** Start **

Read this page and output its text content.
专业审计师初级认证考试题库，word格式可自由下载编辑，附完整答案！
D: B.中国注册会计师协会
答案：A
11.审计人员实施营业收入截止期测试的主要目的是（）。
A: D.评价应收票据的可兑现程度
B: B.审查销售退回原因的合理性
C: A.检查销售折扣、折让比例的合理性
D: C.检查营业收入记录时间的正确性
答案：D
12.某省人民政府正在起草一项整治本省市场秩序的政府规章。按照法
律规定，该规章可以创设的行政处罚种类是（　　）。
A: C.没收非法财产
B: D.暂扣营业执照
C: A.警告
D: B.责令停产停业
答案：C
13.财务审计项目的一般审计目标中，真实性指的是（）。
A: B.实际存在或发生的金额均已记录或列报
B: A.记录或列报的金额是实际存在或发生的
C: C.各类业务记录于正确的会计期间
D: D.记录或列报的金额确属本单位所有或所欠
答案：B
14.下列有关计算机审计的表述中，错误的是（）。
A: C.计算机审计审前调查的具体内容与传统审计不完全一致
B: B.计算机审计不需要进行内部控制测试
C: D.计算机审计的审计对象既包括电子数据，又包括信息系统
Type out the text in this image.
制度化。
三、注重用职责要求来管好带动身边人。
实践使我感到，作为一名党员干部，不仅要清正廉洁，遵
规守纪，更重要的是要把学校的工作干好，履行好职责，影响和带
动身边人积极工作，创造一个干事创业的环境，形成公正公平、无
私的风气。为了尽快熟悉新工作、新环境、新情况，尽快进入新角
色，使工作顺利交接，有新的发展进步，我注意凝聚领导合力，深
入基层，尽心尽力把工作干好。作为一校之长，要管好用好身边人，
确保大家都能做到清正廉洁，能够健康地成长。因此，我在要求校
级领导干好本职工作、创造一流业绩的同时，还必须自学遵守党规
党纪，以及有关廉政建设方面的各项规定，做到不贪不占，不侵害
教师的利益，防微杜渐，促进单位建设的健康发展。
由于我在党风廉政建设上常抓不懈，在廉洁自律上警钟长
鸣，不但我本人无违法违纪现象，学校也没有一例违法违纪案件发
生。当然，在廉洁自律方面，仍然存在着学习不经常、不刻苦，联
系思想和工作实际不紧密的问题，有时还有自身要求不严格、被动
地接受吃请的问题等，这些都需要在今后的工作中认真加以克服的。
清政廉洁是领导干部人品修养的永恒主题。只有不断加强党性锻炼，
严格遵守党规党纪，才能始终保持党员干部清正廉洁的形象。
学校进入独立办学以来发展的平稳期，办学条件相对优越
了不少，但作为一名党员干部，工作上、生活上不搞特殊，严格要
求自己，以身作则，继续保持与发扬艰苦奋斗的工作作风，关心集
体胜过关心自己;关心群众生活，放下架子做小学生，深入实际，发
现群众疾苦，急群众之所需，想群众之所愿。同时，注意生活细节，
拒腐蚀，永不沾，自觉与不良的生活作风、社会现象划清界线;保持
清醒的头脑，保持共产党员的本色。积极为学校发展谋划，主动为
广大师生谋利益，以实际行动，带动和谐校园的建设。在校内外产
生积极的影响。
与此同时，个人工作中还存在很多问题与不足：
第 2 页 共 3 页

** End **

*WHAT YOU ARE ASKED TO DO:*
Copy out the whole listing exactly as written.

*RESULT FOR THIS TASK:*
Read this page and output its text content.
专业审计师初级认证考试题库，word格式可自由下载编辑，附完整答案！
D: B.中国注册会计师协会
答案：A
11.审计人员实施营业收入截止期测试的主要目的是（）。
A: D.评价应收票据的可兑现程度
B: B.审查销售退回原因的合理性
C: A.检查销售折扣、折让比例的合理性
D: C.检查营业收入记录时间的正确性
答案：D
12.某省人民政府正在起草一项整治本省市场秩序的政府规章。按照法
律规定，该规章可以创设的行政处罚种类是（　　）。
A: C.没收非法财产
B: D.暂扣营业执照
C: A.警告
D: B.责令停产停业
答案：C
13.财务审计项目的一般审计目标中，真实性指的是（）。
A: B.实际存在或发生的金额均已记录或列报
B: A.记录或列报的金额是实际存在或发生的
C: C.各类业务记录于正确的会计期间
D: D.记录或列报的金额确属本单位所有或所欠
答案：B
14.下列有关计算机审计的表述中，错误的是（）。
A: C.计算机审计审前调查的具体内容与传统审计不完全一致
B: B.计算机审计不需要进行内部控制测试
C: D.计算机审计的审计对象既包括电子数据，又包括信息系统
Type out the text in this image.
制度化。
三、注重用职责要求来管好带动身边人。
实践使我感到，作为一名党员干部，不仅要清正廉洁，遵
规守纪，更重要的是要把学校的工作干好，履行好职责，影响和带
动身边人积极工作，创造一个干事创业的环境，形成公正公平、无
私的风气。为了尽快熟悉新工作、新环境、新情况，尽快进入新角
色，使工作顺利交接，有新的发展进步，我注意凝聚领导合力，深
入基层，尽心尽力把工作干好。作为一校之长，要管好用好身边人，
确保大家都能做到清正廉洁，能够健康地成长。因此，我在要求校
级领导干好本职工作、创造一流业绩的同时，还必须自学遵守党规
党纪，以及有关廉政建设方面的各项规定，做到不贪不占，不侵害
教师的利益，防微杜渐，促进单位建设的健康发展。
由于我在党风廉政建设上常抓不懈，在廉洁自律上警钟长
鸣，不但我本人无违法违纪现象，学校也没有一例违法违纪案件发
生。当然，在廉洁自律方面，仍然存在着学习不经常、不刻苦，联
系思想和工作实际不紧密的问题，有时还有自身要求不严格、被动
地接受吃请的问题等，这些都需要在今后的工作中认真加以克服的。
清政廉洁是领导干部人品修养的永恒主题。只有不断加强党性锻炼，
严格遵守党规党纪，才能始终保持党员干部清正廉洁的形象。
学校进入独立办学以来发展的平稳期，办学条件相对优越
了不少，但作为一名党员干部，工作上、生活上不搞特殊，严格要
求自己，以身作则，继续保持与发扬艰苦奋斗的工作作风，关心集
体胜过关心自己;关心群众生活，放下架子做小学生，深入实际，发
现群众疾苦，急群众之所需，想群众之所愿。同时，注意生活细节，
拒腐蚀，永不沾，自觉与不良的生活作风、社会现象划清界线;保持
清醒的头脑，保持共产党员的本色。积极为学校发展谋划，主动为
广大师生谋利益，以实际行动，带动和谐校园的建设。在校内外产
生积极的影响。
与此同时，个人工作中还存在很多问题与不足：
第 2 页 共 3 页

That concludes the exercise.